▶ _REQUIREMENTS_
Every line that includes the word "עציון" is to be listed.

▶ _MATERIAL FOR THE TASK_

.....

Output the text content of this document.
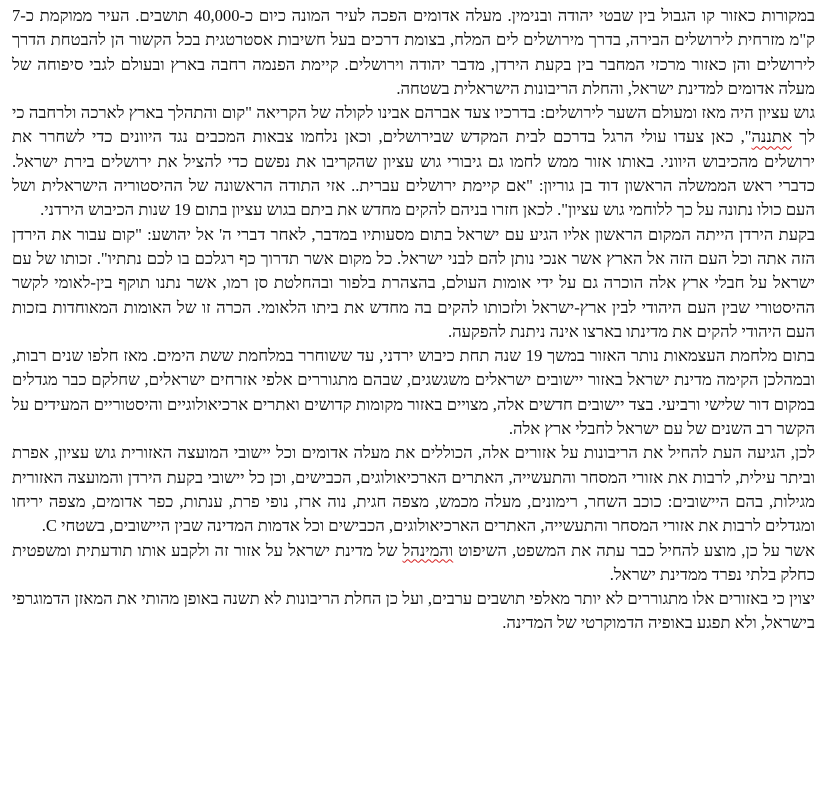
במקורות כאזור קו הגבול בין שבטי יהודה ובנימין. מעלה אדומים הפכה לעיר המונה כיום כ-40,000 תושבים. העיר ממוקמת כ-7 ק"מ מזרחית לירושלים הבירה, בדרך מירושלים לים המלח, בצומת דרכים בעל חשיבות אסטרטגית בכל הקשור הן להבטחת הדרך לירושלים והן כאזור מרכזי המחבר בין בקעת הירדן, מדבר יהודה וירושלים. קיימת הפנמה רחבה בארץ ובעולם לגבי סיפוחה של מעלה אדומים למדינת ישראל, והחלת הריבונות הישראלית בשטחה.

גוש עציון היה מאז ומעולם השער לירושלים: בדרכיו צעד אברהם אבינו לקולה של הקריאה "קום והתהלך בארץ לארכה ולרחבה כי לך אתננה", כאן צעדו עולי הרגל בדרכם לבית המקדש שבירושלים, וכאן נלחמו צבאות המכבים נגד היוונים כדי לשחרר את ירושלים מהכיבוש היווני. באותו אזור ממש לחמו גם גיבורי גוש עציון שהקריבו את נפשם כדי להציל את ירושלים בירת ישראל. כדברי ראש הממשלה הראשון דוד בן גוריון: "אם קיימת ירושלים עברית.. אזי התודה הראשונה של ההיסטוריה הישראלית ושל העם כולו נתונה על כך ללוחמי גוש עציון". לכאן חזרו בניהם להקים מחדש את ביתם בגוש עציון בתום 19 שנות הכיבוש הירדני.

בקעת הירדן הייתה המקום הראשון אליו הגיע עם ישראל בתום מסעותיו במדבר, לאחר דברי ה' אל יהושע: "קום עבור את הירדן הזה אתה וכל העם הזה אל הארץ אשר אנכי נותן להם לבני ישראל. כל מקום אשר תדרוך כף רגלכם בו לכם נתתיו". זכותו של עם ישראל על חבלי ארץ אלה הוכרה גם על ידי אומות העולם, בהצהרת בלפור ובהחלטת סן רמו, אשר נתנו תוקף בין-לאומי לקשר ההיסטורי שבין העם היהודי לבין ארץ-ישראל ולזכותו להקים בה מחדש את ביתו הלאומי. הכרה זו של האומות המאוחדות בזכות העם היהודי להקים את מדינתו בארצו אינה ניתנת להפקעה.

בתום מלחמת העצמאות נותר האזור במשך 19 שנה תחת כיבוש ירדני, עד ששוחרר במלחמת ששת הימים. מאז חלפו שנים רבות, ובמהלכן הקימה מדינת ישראל באזור יישובים ישראלים משגשגים, שבהם מתגוררים אלפי אזרחים ישראלים, שחלקם כבר מגדלים במקום דור שלישי ורביעי. בצד יישובים חדשים אלה, מצויים באזור מקומות קדושים ואתרים ארכיאולוגיים והיסטוריים המעידים על הקשר רב השנים של עם ישראל לחבלי ארץ אלה.

לכן, הגיעה העת להחיל את הריבונות על אזורים אלה, הכוללים את מעלה אדומים וכל יישובי המועצה האזורית גוש עציון, אפרת וביתר עילית, לרבות את אזורי המסחר והתעשייה, האתרים הארכיאולוגים, הכבישים, וכן כל יישובי בקעת הירדן והמועצה האזורית מגילות, בהם היישובים: כוכב השחר, רימונים, מעלה מכמש, מצפה חגית, נוה ארז, נופי פרת, ענתות, כפר אדומים, מצפה יריחו ומגדלים לרבות את אזורי המסחר והתעשייה, האתרים הארכיאולוגים, הכבישים וכל אדמות המדינה שבין היישובים, בשטחי C.

אשר על כן, מוצע להחיל כבר עתה את המשפט, השיפוט והמינהל של מדינת ישראל על אזור זה ולקבע אותו תודעתית ומשפטית כחלק בלתי נפרד ממדינת ישראל.

יצוין כי באזורים אלו מתגוררים לא יותר מאלפי תושבים ערבים, ועל כן החלת הריבונות לא תשנה באופן מהותי את המאזן הדמוגרפי בישראל, ולא תפגע באופיה הדמוקרטי של המדינה.
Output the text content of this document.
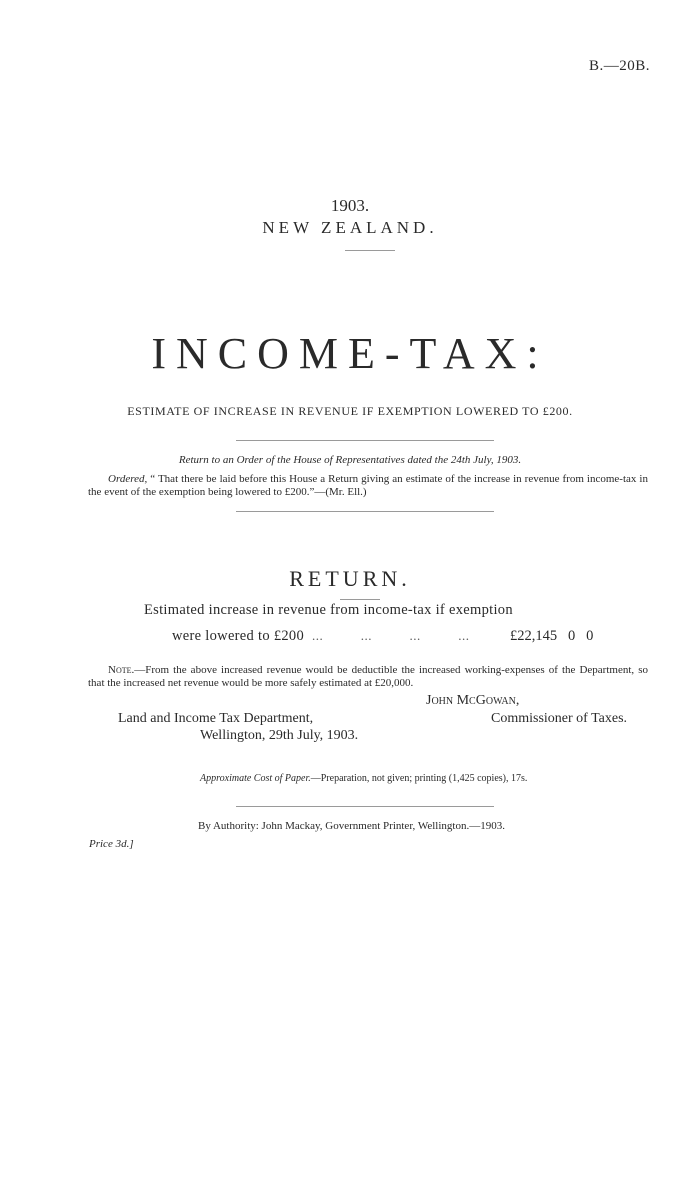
B.—20B.
1903.
NEW ZEALAND.
INCOME-TAX:
ESTIMATE OF INCREASE IN REVENUE IF EXEMPTION LOWERED TO £200.
Return to an Order of the House of Representatives dated the 24th July, 1903.
Ordered, “ That there be laid before this House a Return giving an estimate of the increase in revenue from income-tax in the event of the exemption being lowered to £200.”—(Mr. Ell.)
RETURN.
Estimated increase in revenue from income-tax if exemption
were lowered to £200 ...          ...          ...          ...	£22,145   0   0
Note.—From the above increased revenue would be deductible the increased working-expenses of the Department, so that the increased net revenue would be more safely estimated at £20,000.
John McGowan,
Land and Income Tax Department,	Commissioner of Taxes.
Wellington, 29th July, 1903.
Approximate Cost of Paper.—Preparation, not given; printing (1,425 copies), 17s.
By Authority: John Mackay, Government Printer, Wellington.—1903.
Price 3d.]
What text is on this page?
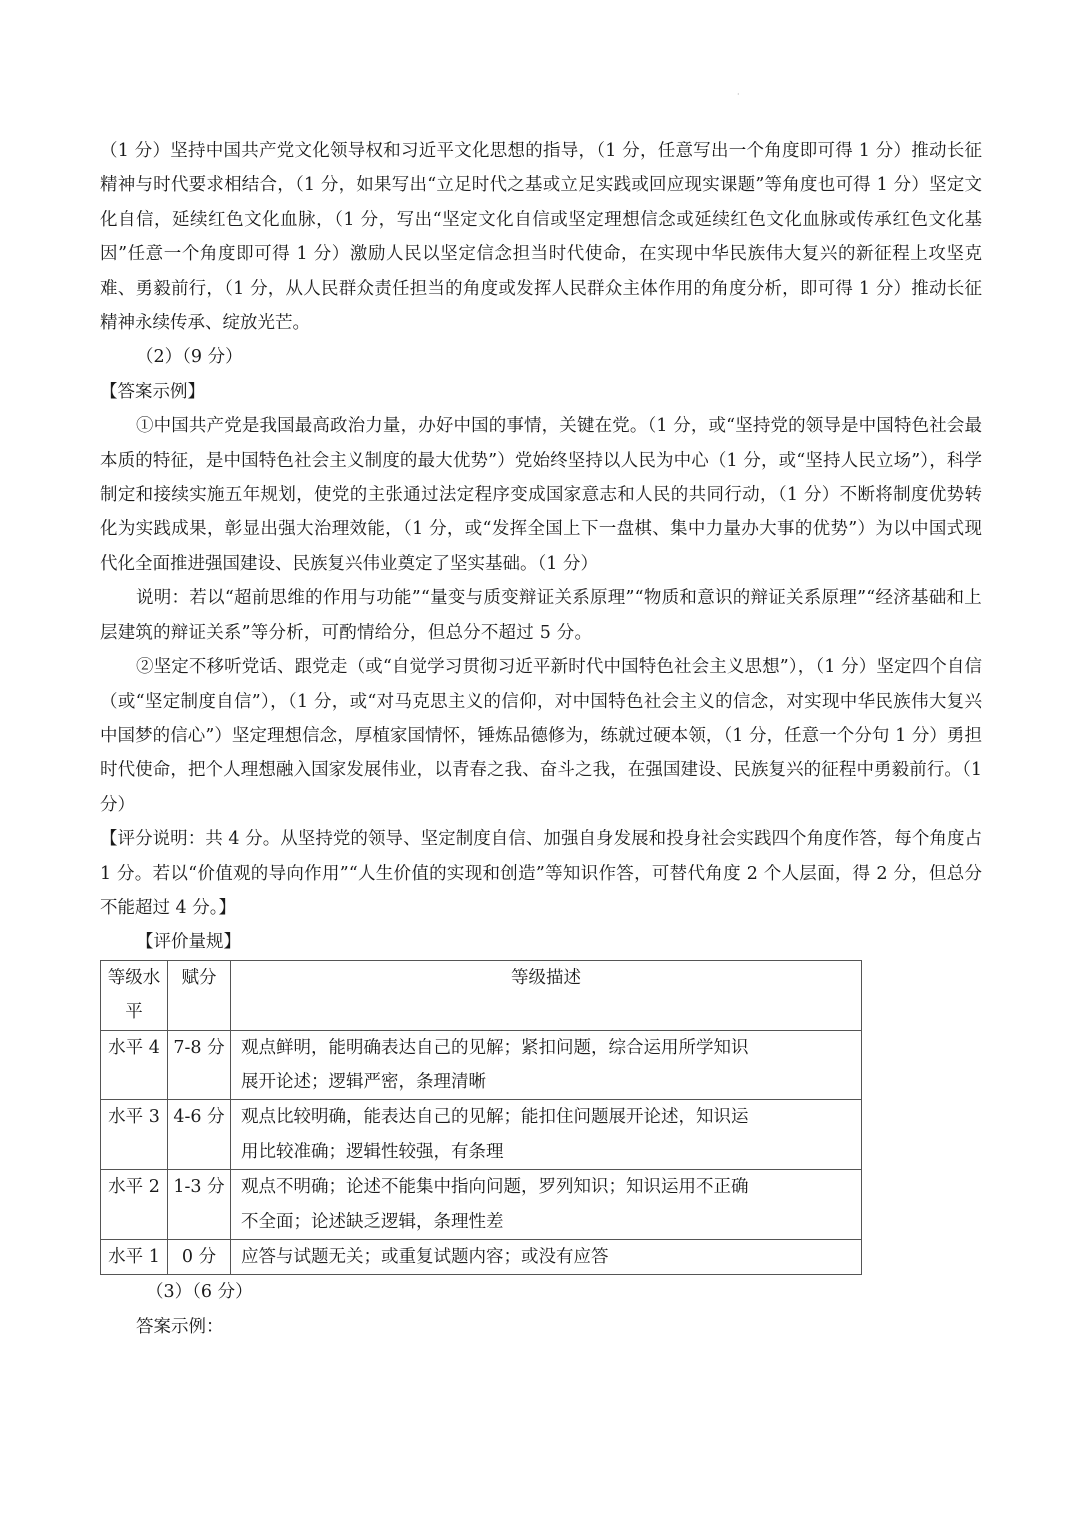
·

（1 分）坚持中国共产党文化领导权和习近平文化思想的指导，（1 分，任意写出一个角度即可得 1 分）推动长征精神与时代要求相结合，（1 分，如果写出“立足时代之基或立足实践或回应现实课题”等角度也可得 1 分）坚定文化自信，延续红色文化血脉，（1 分，写出“坚定文化自信或坚定理想信念或延续红色文化血脉或传承红色文化基因”任意一个角度即可得 1 分）激励人民以坚定信念担当时代使命，在实现中华民族伟大复兴的新征程上攻坚克难、勇毅前行，（1 分，从人民群众责任担当的角度或发挥人民群众主体作用的角度分析，即可得 1 分）推动长征精神永续传承、绽放光芒。

（2）（9 分）

【答案示例】

①中国共产党是我国最高政治力量，办好中国的事情，关键在党。（1 分，或“坚持党的领导是中国特色社会最本质的特征，是中国特色社会主义制度的最大优势”）党始终坚持以人民为中心（1 分，或“坚持人民立场”），科学制定和接续实施五年规划，使党的主张通过法定程序变成国家意志和人民的共同行动，（1 分）不断将制度优势转化为实践成果，彰显出强大治理效能，（1 分，或“发挥全国上下一盘棋、集中力量办大事的优势”）为以中国式现代化全面推进强国建设、民族复兴伟业奠定了坚实基础。（1 分）

说明：若以“超前思维的作用与功能”“量变与质变辩证关系原理”“物质和意识的辩证关系原理”“经济基础和上层建筑的辩证关系”等分析，可酌情给分，但总分不超过 5 分。

②坚定不移听党话、跟党走（或“自觉学习贯彻习近平新时代中国特色社会主义思想”），（1 分）坚定四个自信（或“坚定制度自信”），（1 分，或“对马克思主义的信仰，对中国特色社会主义的信念，对实现中华民族伟大复兴中国梦的信心”）坚定理想信念，厚植家国情怀，锤炼品德修为，练就过硬本领，（1 分，任意一个分句 1 分）勇担时代使命，把个人理想融入国家发展伟业，以青春之我、奋斗之我，在强国建设、民族复兴的征程中勇毅前行。（1 分）

【评分说明：共 4 分。从坚持党的领导、坚定制度自信、加强自身发展和投身社会实践四个角度作答，每个角度占 1 分。若以“价值观的导向作用”“人生价值的实现和创造”等知识作答，可替代角度 2 个人层面，得 2 分，但总分不能超过 4 分。】

【评价量规】

等级水平	赋分	等级描述
水平 4	7-8 分	观点鲜明，能明确表达自己的见解；紧扣问题，综合运用所学知识展开论述；逻辑严密，条理清晰
水平 3	4-6 分	观点比较明确，能表达自己的见解；能扣住问题展开论述，知识运用比较准确；逻辑性较强，有条理
水平 2	1-3 分	观点不明确；论述不能集中指向问题，罗列知识；知识运用不正确不全面；论述缺乏逻辑，条理性差
水平 1	0 分	应答与试题无关；或重复试题内容；或没有应答

（3）（6 分）

答案示例：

.....

▶ _EXERCISE OUTPUT_
גוש עציון היה מאז ומעולם השער לירושלים: בדרכיו צעד אברהם אבינו לקולה של הקריאה "קום והתהלך בארץ לארכה ולרחבה כי לך אתננה", כאן צעדו עולי הרגל בדרכם לבית המקדש שבירושלים, וכאן נלחמו צבאות המכבים נגד היוונים כדי לשחרר את ירושלים מהכיבוש היווני. באותו אזור ממש לחמו גם גיבורי גוש עציון שהקריבו את נפשם כדי להציל את ירושלים בירת ישראל. כדברי ראש הממשלה הראשון דוד בן גוריון: "אם קיימת ירושלים עברית.. אזי התודה הראשונה של ההיסטוריה הישראלית ושל העם כולו נתונה על כך ללוחמי גוש עציון". לכאן חזרו בניהם להקים מחדש את ביתם בגוש עציון בתום 19 שנות הכיבוש הירדני.
לכן, הגיעה העת להחיל את הריבונות על אזורים אלה, הכוללים את מעלה אדומים וכל יישובי המועצה האזורית גוש עציון, אפרת וביתר עילית, לרבות את אזורי המסחר והתעשייה, האתרים הארכיאולוגים, הכבישים, וכן כל יישובי בקעת הירדן והמועצה האזורית מגילות, בהם היישובים: כוכב השחר, רימונים, מעלה מכמש, מצפה חגית, נוה ארז, נופי פרת, ענתות, כפר אדומים, מצפה יריחו ומגדלים לרבות את אזורי המסחר והתעשייה, האתרים הארכיאולוגים, הכבישים וכל אדמות המדינה שבין היישובים, בשטחי C.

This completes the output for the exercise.